◆ SHORT EXERCISE 1 ◆
Set down the stretch of the passage about Chomsky from "There's an interview" through "in those fights." word for word.
◆ SHORT EXERCISE 2 ◆
In the passage about Chomsky, who proposed the test of whether those who demand rights for others will demand the same rights for themselves?

◆ PASSAGE TO READ ◆
There's an interview with Noam Chomsky, who seems to feel that just because America conquered some land which is now part of our country, and just because Israel defended itself against some attacks, it is unjust for America or Israel to exist today. That is totally absurd. A better way to analyze such situations is simple: ask who would own what if nobody had committed any crimes or acts of violence. The obvious answer should come as a shock only to a few fanatical antizionists: Americans would own America and Israelis would own Israel. We Americans got into fights over land that we would have bought anyway, sooner or later. And Israel got into fights over land it either already owned or would have bought, and it lost some of that land in those fights.

This arbitrary treatment of the Arab war against Israel reminds me of a test proposed by Edward Alexander: are those who demand rights for others willing to demand the same rights (not more, not less) for themselves, or for their own people?

One after another, Chomsky, Steve Quester, Joel Koval, Norton Mezvinsky, Ora Wise, Norman Finkelstein, Phyllis Bennis, Adam Shapiro, Daniel Boyarin, David Weiss, and Marc Ellis join Seth Farber in flunking this test. Some are explicit about it. For example, Boyarin says one has to "take care of the poor behavior of your own people before you worry about the poor behavior of other people."

If anyone who called me one of their people said that "we" should ignore violent attacks on me and instead investigate accusations (probably by my attackers) of bad behavior on my part, I might start to question my relationship to that person! But whether I did so or not, that person would be taking a completely arbitrary stand. A total outsider would be exposed as being arbitrary at once for ignoring crimes by one side in a dispute. Claiming to be a member of one of the two sides does not grant one immunity from any of this. Refusing to consider the crimes of one of the sides is arbitrary no matter who does it.

Data records:
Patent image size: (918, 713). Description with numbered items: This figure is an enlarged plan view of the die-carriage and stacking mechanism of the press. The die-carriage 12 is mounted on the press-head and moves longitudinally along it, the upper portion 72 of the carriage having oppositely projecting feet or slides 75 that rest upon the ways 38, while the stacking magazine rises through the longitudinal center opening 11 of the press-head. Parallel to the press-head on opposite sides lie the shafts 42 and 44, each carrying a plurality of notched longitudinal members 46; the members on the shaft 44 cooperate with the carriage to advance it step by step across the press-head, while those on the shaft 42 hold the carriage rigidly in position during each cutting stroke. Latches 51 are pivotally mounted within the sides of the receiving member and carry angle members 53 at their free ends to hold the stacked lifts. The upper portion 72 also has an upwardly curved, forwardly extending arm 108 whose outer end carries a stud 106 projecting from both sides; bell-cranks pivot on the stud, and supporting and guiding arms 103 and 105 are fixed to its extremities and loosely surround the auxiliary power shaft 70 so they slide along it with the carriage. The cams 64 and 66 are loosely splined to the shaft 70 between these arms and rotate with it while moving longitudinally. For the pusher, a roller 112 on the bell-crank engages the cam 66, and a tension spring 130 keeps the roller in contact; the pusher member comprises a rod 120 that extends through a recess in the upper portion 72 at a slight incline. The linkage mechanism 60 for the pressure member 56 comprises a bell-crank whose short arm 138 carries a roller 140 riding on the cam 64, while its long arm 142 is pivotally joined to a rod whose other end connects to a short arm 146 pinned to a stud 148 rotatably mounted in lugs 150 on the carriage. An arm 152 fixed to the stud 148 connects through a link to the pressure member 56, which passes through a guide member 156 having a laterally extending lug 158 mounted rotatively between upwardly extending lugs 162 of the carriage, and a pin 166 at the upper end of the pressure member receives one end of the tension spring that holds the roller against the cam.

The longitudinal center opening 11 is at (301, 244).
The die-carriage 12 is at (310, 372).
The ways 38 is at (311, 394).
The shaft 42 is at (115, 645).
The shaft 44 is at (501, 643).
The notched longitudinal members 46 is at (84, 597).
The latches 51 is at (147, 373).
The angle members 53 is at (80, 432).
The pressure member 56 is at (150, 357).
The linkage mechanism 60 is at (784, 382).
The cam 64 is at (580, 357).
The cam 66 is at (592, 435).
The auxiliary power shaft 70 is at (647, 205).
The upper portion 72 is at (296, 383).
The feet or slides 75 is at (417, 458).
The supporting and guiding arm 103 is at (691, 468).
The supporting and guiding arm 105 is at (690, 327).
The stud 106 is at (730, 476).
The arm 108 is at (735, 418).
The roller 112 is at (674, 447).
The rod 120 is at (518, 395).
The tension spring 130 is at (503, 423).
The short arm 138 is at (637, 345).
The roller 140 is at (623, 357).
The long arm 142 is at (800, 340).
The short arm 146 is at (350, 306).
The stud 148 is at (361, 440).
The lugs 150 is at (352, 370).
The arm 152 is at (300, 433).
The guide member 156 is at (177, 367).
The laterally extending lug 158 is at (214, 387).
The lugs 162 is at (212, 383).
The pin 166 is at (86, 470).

◆ PROBLEM SOLUTION 1 ◆
There's an interview with Noam Chomsky, who seems to feel that just because America conquered some land which is now part of our country, and just because Israel defended itself against some attacks, it is unjust for America or Israel to exist today. That is totally absurd. A better way to analyze such situations is simple: ask who would own what if nobody had committed any crimes or acts of violence. The obvious answer should come as a shock only to a few fanatical antizionists: Americans would own America and Israelis would own Israel. We Americans got into fights over land that we would have bought anyway, sooner or later. And Israel got into fights over land it either already owned or would have bought, and it lost some of that land in those fights.

◆ PROBLEM SOLUTION 2 ◆
Edward Alexander